# Document excerpt
★ ★ ★ ★
# Are air bubblers really necessary?



## woadito (Jan 12, 2012)

I have a 55G 48" tank that runs on emperor400 and AC70. Would I be able to get away with not having and air bubbler? I plan on keeping around 20 fishes (5 red zebras and 15 demasonis)....


----------



## Anoobias (Feb 16, 2012)

I dont use one in a tank that is the same size with almost same stocking (more dems and also 6 labs)

I do also use a powerhead with sponge prefilter for extra water movement

You might want to consider a few more dems, i didnt have alot of luck until i breached 20


----------



## george (Apr 11, 2009)

As long as you have enough surface movement, you are fine. When the water from from HOB falls into the tank, enough oxygen is brought into the water column.


----------



## kuopan (Sep 6, 2010)

should be fine... i agree that hob filter will provide enough oxygen when water does fall into the tank. 

if you want more airation and don't want to buy an air pump, i suggest buying a powerhead. most powerheads have a tube that allow it shoot out air bubbles. that will give you both water circulation as well as airation. 

air bubbles matter most if you are keeping the water at a higher temperature and therefore more oxygen is required.


----------



## Darkblade48 (Jan 28, 2008)

You should be fine without an airpump/airstone.
★ ★ ★ ★
# Data section

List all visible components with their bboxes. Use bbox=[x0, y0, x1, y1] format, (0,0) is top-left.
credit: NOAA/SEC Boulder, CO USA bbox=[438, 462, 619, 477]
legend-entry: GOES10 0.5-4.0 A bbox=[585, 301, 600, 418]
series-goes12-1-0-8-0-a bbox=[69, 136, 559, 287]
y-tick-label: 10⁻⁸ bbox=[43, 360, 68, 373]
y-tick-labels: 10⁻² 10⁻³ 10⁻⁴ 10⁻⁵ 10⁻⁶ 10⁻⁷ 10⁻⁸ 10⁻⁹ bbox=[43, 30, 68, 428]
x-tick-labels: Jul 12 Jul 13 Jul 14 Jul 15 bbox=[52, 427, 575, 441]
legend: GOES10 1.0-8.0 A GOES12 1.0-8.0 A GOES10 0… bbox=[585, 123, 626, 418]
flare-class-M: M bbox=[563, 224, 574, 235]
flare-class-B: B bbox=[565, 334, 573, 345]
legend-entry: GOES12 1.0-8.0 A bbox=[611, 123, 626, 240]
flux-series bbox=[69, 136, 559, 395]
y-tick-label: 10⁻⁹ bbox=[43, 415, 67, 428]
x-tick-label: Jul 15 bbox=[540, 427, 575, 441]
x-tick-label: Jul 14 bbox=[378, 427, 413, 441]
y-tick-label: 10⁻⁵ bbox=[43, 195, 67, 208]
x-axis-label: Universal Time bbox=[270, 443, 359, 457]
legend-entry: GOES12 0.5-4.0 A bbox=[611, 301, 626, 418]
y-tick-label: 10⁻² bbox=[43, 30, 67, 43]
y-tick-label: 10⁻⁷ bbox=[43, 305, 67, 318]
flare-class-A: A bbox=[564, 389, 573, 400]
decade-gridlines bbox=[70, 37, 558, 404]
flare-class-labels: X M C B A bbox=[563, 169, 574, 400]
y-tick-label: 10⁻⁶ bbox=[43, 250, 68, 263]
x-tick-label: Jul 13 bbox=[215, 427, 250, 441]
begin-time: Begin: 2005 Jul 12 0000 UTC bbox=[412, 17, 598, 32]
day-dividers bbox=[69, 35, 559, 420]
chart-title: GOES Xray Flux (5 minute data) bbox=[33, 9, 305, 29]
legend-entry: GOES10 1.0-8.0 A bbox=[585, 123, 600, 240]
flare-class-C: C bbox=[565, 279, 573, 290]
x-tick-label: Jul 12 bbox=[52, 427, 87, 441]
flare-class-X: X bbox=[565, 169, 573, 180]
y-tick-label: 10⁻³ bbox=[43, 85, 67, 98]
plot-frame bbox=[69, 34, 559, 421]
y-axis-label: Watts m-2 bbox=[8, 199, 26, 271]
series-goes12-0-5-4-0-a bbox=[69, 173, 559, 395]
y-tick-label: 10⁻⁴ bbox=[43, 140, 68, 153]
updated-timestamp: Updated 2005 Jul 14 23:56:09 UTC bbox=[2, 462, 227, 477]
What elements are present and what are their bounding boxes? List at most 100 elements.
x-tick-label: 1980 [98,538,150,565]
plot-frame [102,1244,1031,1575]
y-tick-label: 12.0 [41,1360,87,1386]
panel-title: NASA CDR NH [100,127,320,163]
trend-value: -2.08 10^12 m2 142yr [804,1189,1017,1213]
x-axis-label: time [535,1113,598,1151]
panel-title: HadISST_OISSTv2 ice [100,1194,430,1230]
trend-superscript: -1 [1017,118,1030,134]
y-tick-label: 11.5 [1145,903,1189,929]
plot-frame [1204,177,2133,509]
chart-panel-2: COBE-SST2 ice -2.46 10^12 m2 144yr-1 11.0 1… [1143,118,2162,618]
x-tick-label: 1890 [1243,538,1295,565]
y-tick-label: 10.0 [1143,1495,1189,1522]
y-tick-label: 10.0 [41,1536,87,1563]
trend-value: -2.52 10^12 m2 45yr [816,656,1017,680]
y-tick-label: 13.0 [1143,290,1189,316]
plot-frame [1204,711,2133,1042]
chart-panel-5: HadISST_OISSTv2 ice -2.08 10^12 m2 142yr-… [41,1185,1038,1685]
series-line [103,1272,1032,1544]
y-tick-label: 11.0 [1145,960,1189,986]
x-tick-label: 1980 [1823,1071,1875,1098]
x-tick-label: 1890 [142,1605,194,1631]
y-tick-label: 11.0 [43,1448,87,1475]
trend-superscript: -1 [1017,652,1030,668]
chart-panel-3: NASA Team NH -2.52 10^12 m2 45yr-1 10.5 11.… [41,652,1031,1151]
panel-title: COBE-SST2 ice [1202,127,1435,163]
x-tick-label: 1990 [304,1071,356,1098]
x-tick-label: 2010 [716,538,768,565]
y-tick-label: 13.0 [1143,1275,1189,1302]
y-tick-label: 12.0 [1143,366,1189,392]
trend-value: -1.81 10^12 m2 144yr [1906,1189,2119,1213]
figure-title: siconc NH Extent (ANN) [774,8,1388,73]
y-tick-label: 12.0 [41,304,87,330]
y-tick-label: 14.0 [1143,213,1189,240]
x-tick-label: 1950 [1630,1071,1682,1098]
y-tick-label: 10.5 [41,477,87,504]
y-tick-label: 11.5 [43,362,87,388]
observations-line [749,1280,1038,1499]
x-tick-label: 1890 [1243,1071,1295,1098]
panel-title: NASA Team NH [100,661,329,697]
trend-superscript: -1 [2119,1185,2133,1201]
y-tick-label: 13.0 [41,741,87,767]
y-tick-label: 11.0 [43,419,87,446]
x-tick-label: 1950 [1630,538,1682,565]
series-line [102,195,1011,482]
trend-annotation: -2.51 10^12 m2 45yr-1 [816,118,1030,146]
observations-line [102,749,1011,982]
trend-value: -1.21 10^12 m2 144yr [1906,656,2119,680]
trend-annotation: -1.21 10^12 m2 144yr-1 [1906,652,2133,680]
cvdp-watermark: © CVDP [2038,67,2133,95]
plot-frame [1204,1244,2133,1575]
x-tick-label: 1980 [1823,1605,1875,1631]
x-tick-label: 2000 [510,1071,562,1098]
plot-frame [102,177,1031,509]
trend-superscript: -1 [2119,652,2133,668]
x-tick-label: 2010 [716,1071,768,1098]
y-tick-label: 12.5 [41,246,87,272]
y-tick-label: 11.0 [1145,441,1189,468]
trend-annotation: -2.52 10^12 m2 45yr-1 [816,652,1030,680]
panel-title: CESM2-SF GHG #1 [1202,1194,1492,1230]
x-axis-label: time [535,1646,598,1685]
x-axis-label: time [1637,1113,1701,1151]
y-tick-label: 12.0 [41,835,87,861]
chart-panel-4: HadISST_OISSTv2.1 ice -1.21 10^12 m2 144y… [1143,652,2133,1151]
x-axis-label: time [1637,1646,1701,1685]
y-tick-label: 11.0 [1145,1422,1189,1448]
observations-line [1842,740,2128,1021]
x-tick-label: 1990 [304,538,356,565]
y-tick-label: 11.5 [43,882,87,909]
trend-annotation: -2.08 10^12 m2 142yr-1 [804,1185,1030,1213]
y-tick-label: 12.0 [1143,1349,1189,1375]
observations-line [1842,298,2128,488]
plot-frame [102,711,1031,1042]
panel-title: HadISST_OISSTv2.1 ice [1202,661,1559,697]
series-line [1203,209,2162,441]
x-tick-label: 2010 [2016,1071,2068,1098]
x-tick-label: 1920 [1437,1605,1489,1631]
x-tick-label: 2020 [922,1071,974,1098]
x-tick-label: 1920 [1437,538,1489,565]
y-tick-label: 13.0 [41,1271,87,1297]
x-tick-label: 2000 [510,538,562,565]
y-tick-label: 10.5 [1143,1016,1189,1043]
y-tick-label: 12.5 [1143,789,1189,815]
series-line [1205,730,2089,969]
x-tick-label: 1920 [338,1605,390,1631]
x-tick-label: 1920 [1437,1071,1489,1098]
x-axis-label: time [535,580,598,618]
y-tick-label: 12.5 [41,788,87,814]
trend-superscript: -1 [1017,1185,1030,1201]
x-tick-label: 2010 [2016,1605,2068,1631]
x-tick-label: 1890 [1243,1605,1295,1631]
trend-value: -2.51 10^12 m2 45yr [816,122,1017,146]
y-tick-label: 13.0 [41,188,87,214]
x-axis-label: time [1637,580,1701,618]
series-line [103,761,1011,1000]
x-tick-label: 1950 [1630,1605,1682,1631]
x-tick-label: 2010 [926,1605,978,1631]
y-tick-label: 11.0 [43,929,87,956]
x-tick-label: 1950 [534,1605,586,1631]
★ ★ ★ ★
# Tasks to perform
1) Copy the portion of the air bubbler thread between "I have a 55G" and "(Feb 16, 2012)", inclusive.
2) Answer these questions using the thread on air bubblers:
(a) What size is the tank that woadito describes?
(b) What does Anoobias use for extra water movement?
(c) According to kuopan, what do most powerheads have?
3) Write the next part of the air bubbler thread, continuing from where it stops.
The rows are separate material from the forum thread on air bubblers.

# Answers for the exercise
1)
I have a 55G 48" tank that runs on emperor400 and AC70. Would I be able to get away with not having and air bubbler? I plan on keeping around 20 fishes (5 red zebras and 15 demasonis)....


----------



## Anoobias (Feb 16, 2012)

2)
(a) A 55G 48" tank.
(b) A powerhead with a sponge prefilter.
(c) A tube that allows them to shoot out air bubbles.

3)
Also, just to clarify, an airpump does not introduce oxygen into the aquarium directly (neither does a powerhead). The agitation of the surface of the water increases the surface area that is available for gas exchange, allowing oxygen to diffuse from the atmosphere into the water.


----------



## woadito (Jan 12, 2012)

So whats the minimun output should I be looking at if I do buy a powerhead for my 55G tank? My main concern about airbubblers are the noise so I want a powerhead that will provide just enough water circulation for my tank and will not be as loud as air bubblers.


----------



## kuopan (Sep 6, 2010)

Hi Woadito,

We meet again, lol..

I usually go a bit over the recommended GPH for my tank size. I figure a bit extra water circulation is never a bad thing. In addition, if you ever upgrade your tank, you won't need to upgrade your powerhead. = )



woadito said:


> So whats the minimun output should I be looking at if I do buy a powerhead for my 55G tank? My main concern about airbubblers are the noise so I want a powerhead that will provide just enough water circulation for my tank and will not be as loud as air bubblers.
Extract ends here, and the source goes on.